--- WHAT THE TASK ASKS ---
Return the whole listing, keeping every character the same.

╭─ RECORD EXCERPTS

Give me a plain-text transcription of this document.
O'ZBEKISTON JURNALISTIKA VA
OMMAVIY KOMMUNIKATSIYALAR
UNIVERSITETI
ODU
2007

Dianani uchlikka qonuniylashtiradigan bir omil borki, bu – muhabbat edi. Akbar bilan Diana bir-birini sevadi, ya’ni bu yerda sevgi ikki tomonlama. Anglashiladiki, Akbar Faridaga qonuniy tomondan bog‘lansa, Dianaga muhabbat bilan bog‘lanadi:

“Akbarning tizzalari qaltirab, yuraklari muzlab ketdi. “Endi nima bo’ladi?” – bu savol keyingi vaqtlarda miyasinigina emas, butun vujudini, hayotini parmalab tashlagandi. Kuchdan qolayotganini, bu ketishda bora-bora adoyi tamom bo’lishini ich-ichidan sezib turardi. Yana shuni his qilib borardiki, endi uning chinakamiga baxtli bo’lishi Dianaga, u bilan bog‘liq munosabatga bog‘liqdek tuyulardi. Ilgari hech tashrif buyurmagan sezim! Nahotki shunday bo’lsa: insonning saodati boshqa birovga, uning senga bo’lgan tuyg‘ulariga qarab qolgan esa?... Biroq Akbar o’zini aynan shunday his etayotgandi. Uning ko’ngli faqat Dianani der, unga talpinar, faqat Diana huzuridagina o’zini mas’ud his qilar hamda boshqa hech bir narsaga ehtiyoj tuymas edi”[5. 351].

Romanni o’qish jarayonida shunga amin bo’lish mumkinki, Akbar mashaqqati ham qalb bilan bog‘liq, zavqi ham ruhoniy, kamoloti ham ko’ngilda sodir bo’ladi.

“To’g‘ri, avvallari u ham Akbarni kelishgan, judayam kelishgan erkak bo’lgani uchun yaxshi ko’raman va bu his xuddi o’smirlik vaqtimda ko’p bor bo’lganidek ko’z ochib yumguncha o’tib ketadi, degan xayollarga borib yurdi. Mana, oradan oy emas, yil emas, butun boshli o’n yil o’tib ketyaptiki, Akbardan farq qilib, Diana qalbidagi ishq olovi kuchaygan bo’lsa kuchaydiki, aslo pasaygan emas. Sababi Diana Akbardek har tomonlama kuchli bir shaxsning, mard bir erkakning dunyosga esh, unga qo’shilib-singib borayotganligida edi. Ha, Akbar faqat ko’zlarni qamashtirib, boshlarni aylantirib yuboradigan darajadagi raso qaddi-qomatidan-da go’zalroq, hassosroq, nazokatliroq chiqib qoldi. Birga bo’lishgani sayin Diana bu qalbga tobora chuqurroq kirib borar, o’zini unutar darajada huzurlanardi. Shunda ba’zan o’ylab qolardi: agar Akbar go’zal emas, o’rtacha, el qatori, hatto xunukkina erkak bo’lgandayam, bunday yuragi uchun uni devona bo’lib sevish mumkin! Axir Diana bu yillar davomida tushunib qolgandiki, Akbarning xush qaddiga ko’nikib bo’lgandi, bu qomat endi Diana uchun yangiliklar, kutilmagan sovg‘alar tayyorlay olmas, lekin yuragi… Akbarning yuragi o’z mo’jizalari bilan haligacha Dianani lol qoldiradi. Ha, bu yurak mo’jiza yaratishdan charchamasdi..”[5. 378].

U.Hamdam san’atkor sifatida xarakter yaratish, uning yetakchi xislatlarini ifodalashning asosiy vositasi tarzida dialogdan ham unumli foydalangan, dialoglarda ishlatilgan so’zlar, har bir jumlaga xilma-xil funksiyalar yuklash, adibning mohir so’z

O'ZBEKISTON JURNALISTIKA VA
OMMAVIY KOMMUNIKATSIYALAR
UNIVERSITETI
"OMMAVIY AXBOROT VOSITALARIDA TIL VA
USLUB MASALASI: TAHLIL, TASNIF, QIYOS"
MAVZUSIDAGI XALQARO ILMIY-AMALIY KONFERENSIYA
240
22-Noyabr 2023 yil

╰─

--- EXERCISE RESULT ---
Give me a plain-text transcription of this document.
O'ZBEKISTON JURNALISTIKA VA
OMMAVIY KOMMUNIKATSIYALAR
UNIVERSITETI
ODU
2007

Dianani uchlikka qonuniylashtiradigan bir omil borki, bu – muhabbat edi. Akbar bilan Diana bir-birini sevadi, ya’ni bu yerda sevgi ikki tomonlama. Anglashiladiki, Akbar Faridaga qonuniy tomondan bog‘lansa, Dianaga muhabbat bilan bog‘lanadi:

“Akbarning tizzalari qaltirab, yuraklari muzlab ketdi. “Endi nima bo’ladi?” – bu savol keyingi vaqtlarda miyasinigina emas, butun vujudini, hayotini parmalab tashlagandi. Kuchdan qolayotganini, bu ketishda bora-bora adoyi tamom bo’lishini ich-ichidan sezib turardi. Yana shuni his qilib borardiki, endi uning chinakamiga baxtli bo’lishi Dianaga, u bilan bog‘liq munosabatga bog‘liqdek tuyulardi. Ilgari hech tashrif buyurmagan sezim! Nahotki shunday bo’lsa: insonning saodati boshqa birovga, uning senga bo’lgan tuyg‘ulariga qarab qolgan esa?... Biroq Akbar o’zini aynan shunday his etayotgandi. Uning ko’ngli faqat Dianani der, unga talpinar, faqat Diana huzuridagina o’zini mas’ud his qilar hamda boshqa hech bir narsaga ehtiyoj tuymas edi”[5. 351].

Romanni o’qish jarayonida shunga amin bo’lish mumkinki, Akbar mashaqqati ham qalb bilan bog‘liq, zavqi ham ruhoniy, kamoloti ham ko’ngilda sodir bo’ladi.

“To’g‘ri, avvallari u ham Akbarni kelishgan, judayam kelishgan erkak bo’lgani uchun yaxshi ko’raman va bu his xuddi o’smirlik vaqtimda ko’p bor bo’lganidek ko’z ochib yumguncha o’tib ketadi, degan xayollarga borib yurdi. Mana, oradan oy emas, yil emas, butun boshli o’n yil o’tib ketyaptiki, Akbardan farq qilib, Diana qalbidagi ishq olovi kuchaygan bo’lsa kuchaydiki, aslo pasaygan emas. Sababi Diana Akbardek har tomonlama kuchli bir shaxsning, mard bir erkakning dunyosga esh, unga qo’shilib-singib borayotganligida edi. Ha, Akbar faqat ko’zlarni qamashtirib, boshlarni aylantirib yuboradigan darajadagi raso qaddi-qomatidan-da go’zalroq, hassosroq, nazokatliroq chiqib qoldi. Birga bo’lishgani sayin Diana bu qalbga tobora chuqurroq kirib borar, o’zini unutar darajada huzurlanardi. Shunda ba’zan o’ylab qolardi: agar Akbar go’zal emas, o’rtacha, el qatori, hatto xunukkina erkak bo’lgandayam, bunday yuragi uchun uni devona bo’lib sevish mumkin! Axir Diana bu yillar davomida tushunib qolgandiki, Akbarning xush qaddiga ko’nikib bo’lgandi, bu qomat endi Diana uchun yangiliklar, kutilmagan sovg‘alar tayyorlay olmas, lekin yuragi… Akbarning yuragi o’z mo’jizalari bilan haligacha Dianani lol qoldiradi. Ha, bu yurak mo’jiza yaratishdan charchamasdi..”[5. 378].

U.Hamdam san’atkor sifatida xarakter yaratish, uning yetakchi xislatlarini ifodalashning asosiy vositasi tarzida dialogdan ham unumli foydalangan, dialoglarda ishlatilgan so’zlar, har bir jumlaga xilma-xil funksiyalar yuklash, adibning mohir so’z

O'ZBEKISTON JURNALISTIKA VA
OMMAVIY KOMMUNIKATSIYALAR
UNIVERSITETI
"OMMAVIY AXBOROT VOSITALARIDA TIL VA
USLUB MASALASI: TAHLIL, TASNIF, QIYOS"
MAVZUSIDAGI XALQARO ILMIY-AMALIY KONFERENSIYA
240
22-Noyabr 2023 yil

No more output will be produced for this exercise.